## Begin

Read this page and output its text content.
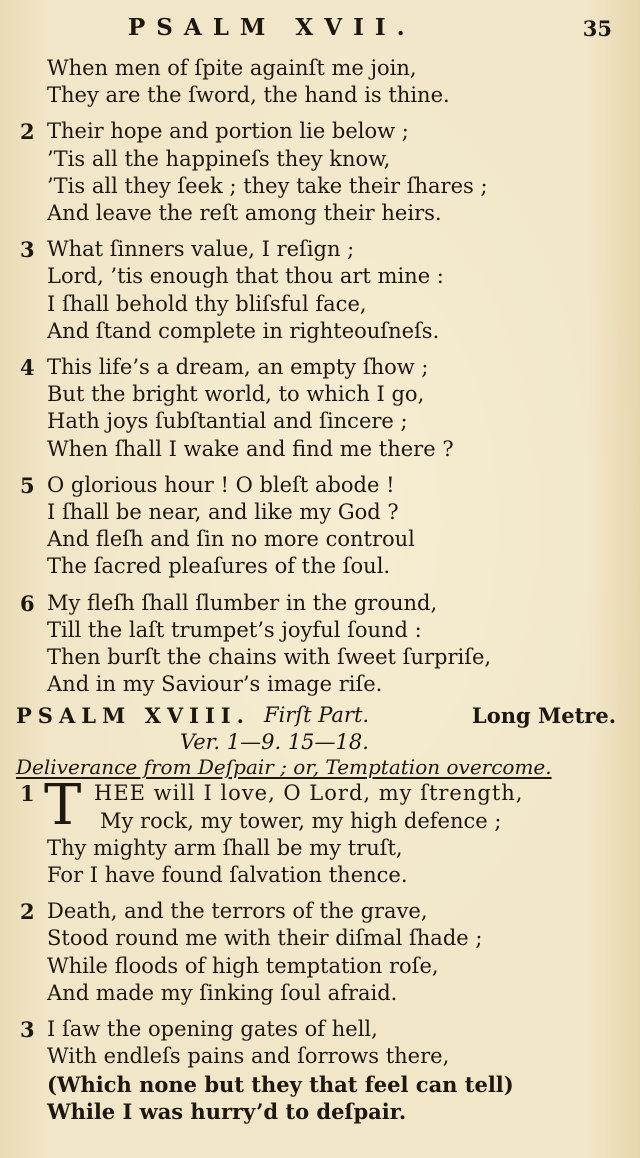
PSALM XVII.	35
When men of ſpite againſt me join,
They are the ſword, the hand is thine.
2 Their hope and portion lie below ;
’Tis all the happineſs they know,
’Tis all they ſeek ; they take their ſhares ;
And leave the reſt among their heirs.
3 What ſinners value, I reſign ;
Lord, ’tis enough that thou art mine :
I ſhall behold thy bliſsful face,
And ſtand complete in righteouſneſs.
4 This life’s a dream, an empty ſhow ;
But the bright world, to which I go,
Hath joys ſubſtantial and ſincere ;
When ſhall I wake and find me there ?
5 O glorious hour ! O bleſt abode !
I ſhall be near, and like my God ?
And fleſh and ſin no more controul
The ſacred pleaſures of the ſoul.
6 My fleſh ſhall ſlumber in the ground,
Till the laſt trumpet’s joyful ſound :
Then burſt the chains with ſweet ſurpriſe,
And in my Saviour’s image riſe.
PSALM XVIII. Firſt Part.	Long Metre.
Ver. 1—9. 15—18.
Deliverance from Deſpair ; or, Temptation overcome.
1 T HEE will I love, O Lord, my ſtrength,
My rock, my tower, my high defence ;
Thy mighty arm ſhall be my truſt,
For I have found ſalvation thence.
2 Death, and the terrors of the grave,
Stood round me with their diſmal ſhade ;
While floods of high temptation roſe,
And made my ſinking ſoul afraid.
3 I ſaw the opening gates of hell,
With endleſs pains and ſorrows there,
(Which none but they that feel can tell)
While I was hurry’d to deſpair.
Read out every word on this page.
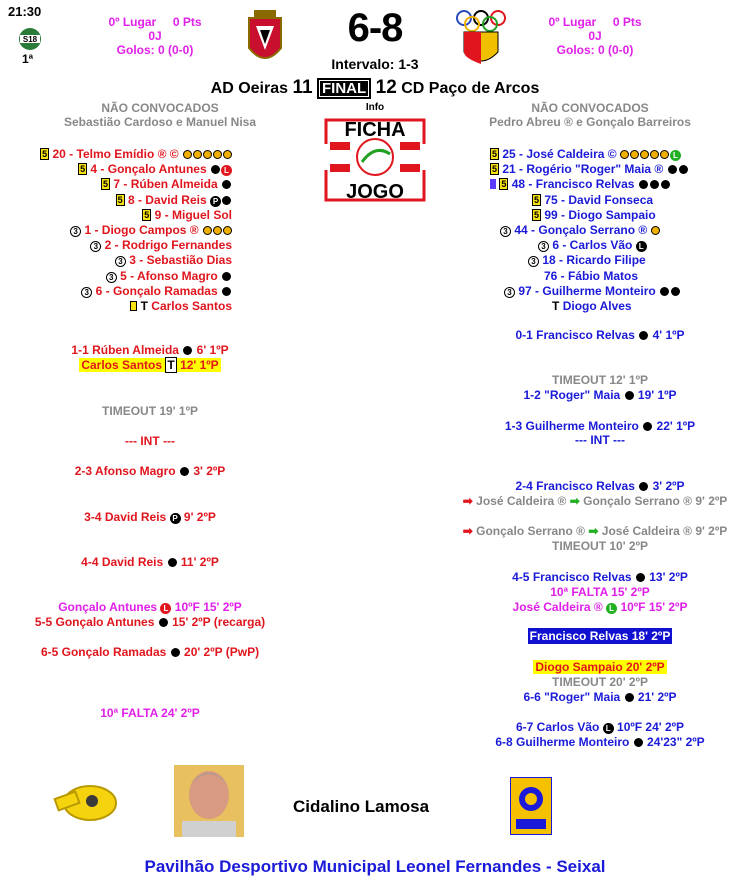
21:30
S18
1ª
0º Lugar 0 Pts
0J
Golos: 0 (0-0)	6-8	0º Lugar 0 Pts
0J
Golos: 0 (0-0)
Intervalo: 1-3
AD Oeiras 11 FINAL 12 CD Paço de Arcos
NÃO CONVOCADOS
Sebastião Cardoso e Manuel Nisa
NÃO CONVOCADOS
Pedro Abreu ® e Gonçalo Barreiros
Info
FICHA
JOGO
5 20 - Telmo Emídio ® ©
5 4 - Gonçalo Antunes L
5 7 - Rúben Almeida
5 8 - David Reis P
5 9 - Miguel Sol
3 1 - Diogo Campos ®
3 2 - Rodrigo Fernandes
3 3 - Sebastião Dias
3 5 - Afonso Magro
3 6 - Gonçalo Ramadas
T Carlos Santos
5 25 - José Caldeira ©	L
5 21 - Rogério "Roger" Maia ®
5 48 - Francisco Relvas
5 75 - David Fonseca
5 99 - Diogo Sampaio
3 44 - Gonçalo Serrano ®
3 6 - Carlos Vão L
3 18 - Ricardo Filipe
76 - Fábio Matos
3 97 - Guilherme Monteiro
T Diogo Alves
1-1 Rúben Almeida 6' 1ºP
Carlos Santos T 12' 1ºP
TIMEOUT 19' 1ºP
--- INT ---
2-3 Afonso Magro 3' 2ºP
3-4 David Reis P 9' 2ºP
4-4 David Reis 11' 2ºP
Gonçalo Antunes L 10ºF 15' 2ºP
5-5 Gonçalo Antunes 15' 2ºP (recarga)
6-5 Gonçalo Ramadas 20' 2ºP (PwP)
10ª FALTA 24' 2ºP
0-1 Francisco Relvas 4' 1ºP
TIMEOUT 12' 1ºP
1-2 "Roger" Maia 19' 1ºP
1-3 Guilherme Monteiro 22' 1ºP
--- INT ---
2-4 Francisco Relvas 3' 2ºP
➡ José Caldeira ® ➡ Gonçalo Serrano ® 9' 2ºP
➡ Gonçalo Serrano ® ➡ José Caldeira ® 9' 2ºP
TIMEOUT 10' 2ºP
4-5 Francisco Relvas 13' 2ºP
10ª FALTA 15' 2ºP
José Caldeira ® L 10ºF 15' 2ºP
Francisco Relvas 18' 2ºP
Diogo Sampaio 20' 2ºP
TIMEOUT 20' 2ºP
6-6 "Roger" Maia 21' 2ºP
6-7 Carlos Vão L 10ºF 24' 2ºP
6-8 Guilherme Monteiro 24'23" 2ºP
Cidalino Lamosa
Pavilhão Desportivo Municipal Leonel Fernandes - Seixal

## End

#### Task requirements:
Repeat each record exactly, with the pictures left out.

#### Response to the task:
Read this page and output its text content.
PSALM XVII.	35
When men of ſpite againſt me join,
They are the ſword, the hand is thine.
2 Their hope and portion lie below ;
’Tis all the happineſs they know,
’Tis all they ſeek ; they take their ſhares ;
And leave the reſt among their heirs.
3 What ſinners value, I reſign ;
Lord, ’tis enough that thou art mine :
I ſhall behold thy bliſsful face,
And ſtand complete in righteouſneſs.
4 This life’s a dream, an empty ſhow ;
But the bright world, to which I go,
Hath joys ſubſtantial and ſincere ;
When ſhall I wake and find me there ?
5 O glorious hour ! O bleſt abode !
I ſhall be near, and like my God ?
And fleſh and ſin no more controul
The ſacred pleaſures of the ſoul.
6 My fleſh ſhall ſlumber in the ground,
Till the laſt trumpet’s joyful ſound :
Then burſt the chains with ſweet ſurpriſe,
And in my Saviour’s image riſe.
PSALM XVIII. Firſt Part.	Long Metre.
Ver. 1—9. 15—18.
Deliverance from Deſpair ; or, Temptation overcome.
1 T HEE will I love, O Lord, my ſtrength,
My rock, my tower, my high defence ;
Thy mighty arm ſhall be my truſt,
For I have found ſalvation thence.
2 Death, and the terrors of the grave,
Stood round me with their diſmal ſhade ;
While floods of high temptation roſe,
And made my ſinking ſoul afraid.
3 I ſaw the opening gates of hell,
With endleſs pains and ſorrows there,
(Which none but they that feel can tell)
While I was hurry’d to deſpair.
Read out every word on this page.
21:30
S18
1ª
0º Lugar 0 Pts
0J
Golos: 0 (0-0)	6-8	0º Lugar 0 Pts
0J
Golos: 0 (0-0)
Intervalo: 1-3
AD Oeiras 11 FINAL 12 CD Paço de Arcos
NÃO CONVOCADOS
Sebastião Cardoso e Manuel Nisa
NÃO CONVOCADOS
Pedro Abreu ® e Gonçalo Barreiros
Info
FICHA
JOGO
5 20 - Telmo Emídio ® ©
5 4 - Gonçalo Antunes L
5 7 - Rúben Almeida
5 8 - David Reis P
5 9 - Miguel Sol
3 1 - Diogo Campos ®
3 2 - Rodrigo Fernandes
3 3 - Sebastião Dias
3 5 - Afonso Magro
3 6 - Gonçalo Ramadas
T Carlos Santos
5 25 - José Caldeira ©	L
5 21 - Rogério "Roger" Maia ®
5 48 - Francisco Relvas
5 75 - David Fonseca
5 99 - Diogo Sampaio
3 44 - Gonçalo Serrano ®
3 6 - Carlos Vão L
3 18 - Ricardo Filipe
76 - Fábio Matos
3 97 - Guilherme Monteiro
T Diogo Alves
1-1 Rúben Almeida 6' 1ºP
Carlos Santos T 12' 1ºP
TIMEOUT 19' 1ºP
--- INT ---
2-3 Afonso Magro 3' 2ºP
3-4 David Reis P 9' 2ºP
4-4 David Reis 11' 2ºP
Gonçalo Antunes L 10ºF 15' 2ºP
5-5 Gonçalo Antunes 15' 2ºP (recarga)
6-5 Gonçalo Ramadas 20' 2ºP (PwP)
10ª FALTA 24' 2ºP
0-1 Francisco Relvas 4' 1ºP
TIMEOUT 12' 1ºP
1-2 "Roger" Maia 19' 1ºP
1-3 Guilherme Monteiro 22' 1ºP
--- INT ---
2-4 Francisco Relvas 3' 2ºP
➡ José Caldeira ® ➡ Gonçalo Serrano ® 9' 2ºP
➡ Gonçalo Serrano ® ➡ José Caldeira ® 9' 2ºP
TIMEOUT 10' 2ºP
4-5 Francisco Relvas 13' 2ºP
10ª FALTA 15' 2ºP
José Caldeira ® L 10ºF 15' 2ºP
Francisco Relvas 18' 2ºP
Diogo Sampaio 20' 2ºP
TIMEOUT 20' 2ºP
6-6 "Roger" Maia 21' 2ºP
6-7 Carlos Vão L 10ºF 24' 2ºP
6-8 Guilherme Monteiro 24'23" 2ºP
Cidalino Lamosa
Pavilhão Desportivo Municipal Leonel Fernandes - Seixal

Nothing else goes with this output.